_Exercise task:_
Quote the whole listing word for word. Do not include the pictures.
----- Input
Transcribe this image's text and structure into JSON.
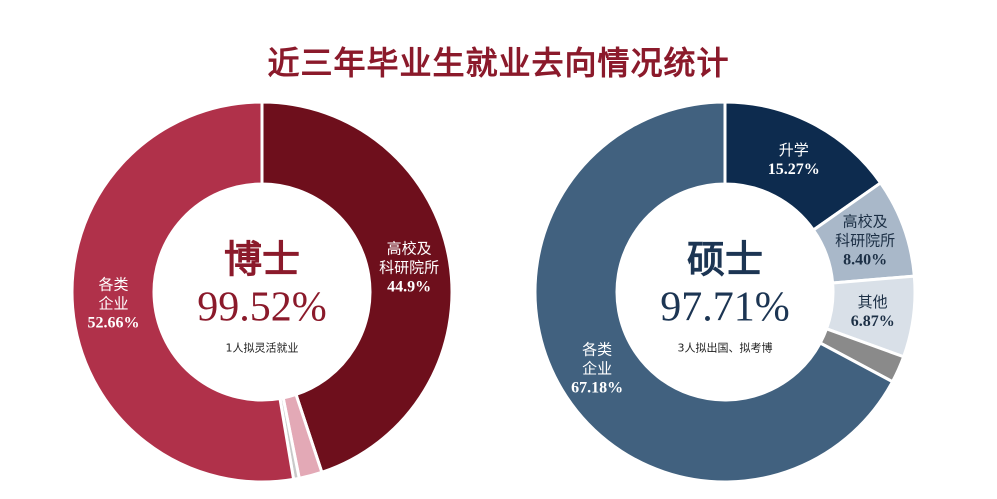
{
  "title": "近三年毕业生就业去向情况统计",
  "chart_data": [
    {
      "type": "donut",
      "center_label": "博士",
      "total": 99.52,
      "total_label": "99.52%",
      "note": "1人拟灵活就业",
      "categories": [
        "高校及\n科研院所",
        null,
        null,
        "各类\n企业"
      ],
      "values": [
        44.9,
        1.96,
        0.48,
        52.66
      ],
      "value_labels": [
        "44.9%",
        null,
        null,
        "52.66%"
      ],
      "colors": [
        "#6e0f1c",
        "#e3a9b6",
        "#c9c9c9",
        "#b0314a"
      ],
      "label_colors": [
        "#ffffff",
        null,
        null,
        "#ffffff"
      ],
      "accent": "#8b1a2b"
    },
    {
      "type": "donut",
      "center_label": "硕士",
      "total": 97.71,
      "total_label": "97.71%",
      "note": "3人拟出国、拟考博",
      "categories": [
        "升学",
        "高校及\n科研院所",
        "其他",
        null,
        "各类\n企业"
      ],
      "values": [
        15.27,
        8.4,
        6.87,
        2.29,
        67.18
      ],
      "value_labels": [
        "15.27%",
        "8.40%",
        "6.87%",
        null,
        "67.18%"
      ],
      "colors": [
        "#0d2b4e",
        "#a9b8c9",
        "#d9e0e8",
        "#8a8a8a",
        "#41617f"
      ],
      "label_colors": [
        "#ffffff",
        "#1c2f45",
        "#1c2f45",
        null,
        "#ffffff"
      ],
      "accent": "#1c3553"
    }
  ]
}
----------
_Correct response:_
Transcribe this image's text and structure into JSON.
{
  "title": "近三年毕业生就业去向情况统计",
  "chart_data": [
    {
      "type": "donut",
      "center_label": "博士",
      "total": 99.52,
      "total_label": "99.52%",
      "note": "1人拟灵活就业",
      "categories": [
        "高校及\n科研院所",
        null,
        null,
        "各类\n企业"
      ],
      "values": [
        44.9,
        1.96,
        0.48,
        52.66
      ],
      "value_labels": [
        "44.9%",
        null,
        null,
        "52.66%"
      ],
      "colors": [
        "#6e0f1c",
        "#e3a9b6",
        "#c9c9c9",
        "#b0314a"
      ],
      "label_colors": [
        "#ffffff",
        null,
        null,
        "#ffffff"
      ],
      "accent": "#8b1a2b"
    },
    {
      "type": "donut",
      "center_label": "硕士",
      "total": 97.71,
      "total_label": "97.71%",
      "note": "3人拟出国、拟考博",
      "categories": [
        "升学",
        "高校及\n科研院所",
        "其他",
        null,
        "各类\n企业"
      ],
      "values": [
        15.27,
        8.4,
        6.87,
        2.29,
        67.18
      ],
      "value_labels": [
        "15.27%",
        "8.40%",
        "6.87%",
        null,
        "67.18%"
      ],
      "colors": [
        "#0d2b4e",
        "#a9b8c9",
        "#d9e0e8",
        "#8a8a8a",
        "#41617f"
      ],
      "label_colors": [
        "#ffffff",
        "#1c2f45",
        "#1c2f45",
        null,
        "#ffffff"
      ],
      "accent": "#1c3553"
    }
  ]
}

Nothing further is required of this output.